- [INSTRUCTIONS FOR THE TASK]:
Take the material below and write it all out again exactly.
::: SUPPLIED MATERIAL :::
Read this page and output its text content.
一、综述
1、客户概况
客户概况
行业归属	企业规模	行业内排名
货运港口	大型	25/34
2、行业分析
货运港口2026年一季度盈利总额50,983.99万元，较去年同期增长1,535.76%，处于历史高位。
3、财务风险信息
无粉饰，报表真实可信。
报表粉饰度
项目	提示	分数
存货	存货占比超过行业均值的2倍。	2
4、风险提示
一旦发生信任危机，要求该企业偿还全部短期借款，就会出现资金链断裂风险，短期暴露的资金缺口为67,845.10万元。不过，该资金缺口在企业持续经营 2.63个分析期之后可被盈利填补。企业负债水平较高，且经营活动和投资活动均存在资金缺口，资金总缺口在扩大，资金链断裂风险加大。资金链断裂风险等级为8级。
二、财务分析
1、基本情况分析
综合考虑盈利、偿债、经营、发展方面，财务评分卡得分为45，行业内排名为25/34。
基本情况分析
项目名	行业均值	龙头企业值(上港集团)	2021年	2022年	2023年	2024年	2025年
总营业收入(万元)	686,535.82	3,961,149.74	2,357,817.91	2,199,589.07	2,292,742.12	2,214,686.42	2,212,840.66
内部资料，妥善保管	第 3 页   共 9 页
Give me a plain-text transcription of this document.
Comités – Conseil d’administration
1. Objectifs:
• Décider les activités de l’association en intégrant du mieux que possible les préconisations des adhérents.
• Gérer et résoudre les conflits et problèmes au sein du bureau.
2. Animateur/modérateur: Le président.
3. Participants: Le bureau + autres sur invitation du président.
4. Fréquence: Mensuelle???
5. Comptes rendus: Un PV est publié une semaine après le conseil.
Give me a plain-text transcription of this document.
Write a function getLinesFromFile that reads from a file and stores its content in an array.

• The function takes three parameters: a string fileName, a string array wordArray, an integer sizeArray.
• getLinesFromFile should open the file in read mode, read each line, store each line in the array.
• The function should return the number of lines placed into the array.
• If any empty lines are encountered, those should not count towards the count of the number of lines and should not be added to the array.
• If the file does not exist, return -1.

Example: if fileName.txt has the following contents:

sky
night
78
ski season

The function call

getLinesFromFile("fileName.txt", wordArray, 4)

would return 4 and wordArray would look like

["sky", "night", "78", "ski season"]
:::
- [FINISHED TASK]:
Read this page and output its text content.
一、综述
1、客户概况
客户概况
行业归属	企业规模	行业内排名
货运港口	大型	25/34
2、行业分析
货运港口2026年一季度盈利总额50,983.99万元，较去年同期增长1,535.76%，处于历史高位。
3、财务风险信息
无粉饰，报表真实可信。
报表粉饰度
项目	提示	分数
存货	存货占比超过行业均值的2倍。	2
4、风险提示
一旦发生信任危机，要求该企业偿还全部短期借款，就会出现资金链断裂风险，短期暴露的资金缺口为67,845.10万元。不过，该资金缺口在企业持续经营 2.63个分析期之后可被盈利填补。企业负债水平较高，且经营活动和投资活动均存在资金缺口，资金总缺口在扩大，资金链断裂风险加大。资金链断裂风险等级为8级。
二、财务分析
1、基本情况分析
综合考虑盈利、偿债、经营、发展方面，财务评分卡得分为45，行业内排名为25/34。
基本情况分析
项目名	行业均值	龙头企业值(上港集团)	2021年	2022年	2023年	2024年	2025年
总营业收入(万元)	686,535.82	3,961,149.74	2,357,817.91	2,199,589.07	2,292,742.12	2,214,686.42	2,212,840.66
内部资料，妥善保管	第 3 页   共 9 页
Give me a plain-text transcription of this document.
Comités – Conseil d’administration
1. Objectifs:
• Décider les activités de l’association en intégrant du mieux que possible les préconisations des adhérents.
• Gérer et résoudre les conflits et problèmes au sein du bureau.
2. Animateur/modérateur: Le président.
3. Participants: Le bureau + autres sur invitation du président.
4. Fréquence: Mensuelle???
5. Comptes rendus: Un PV est publié une semaine après le conseil.
Give me a plain-text transcription of this document.
Write a function getLinesFromFile that reads from a file and stores its content in an array.

• The function takes three parameters: a string fileName, a string array wordArray, an integer sizeArray.
• getLinesFromFile should open the file in read mode, read each line, store each line in the array.
• The function should return the number of lines placed into the array.
• If any empty lines are encountered, those should not count towards the count of the number of lines and should not be added to the array.
• If the file does not exist, return -1.

Example: if fileName.txt has the following contents:

sky
night
78
ski season

The function call

getLinesFromFile("fileName.txt", wordArray, 4)

would return 4 and wordArray would look like

["sky", "night", "78", "ski season"]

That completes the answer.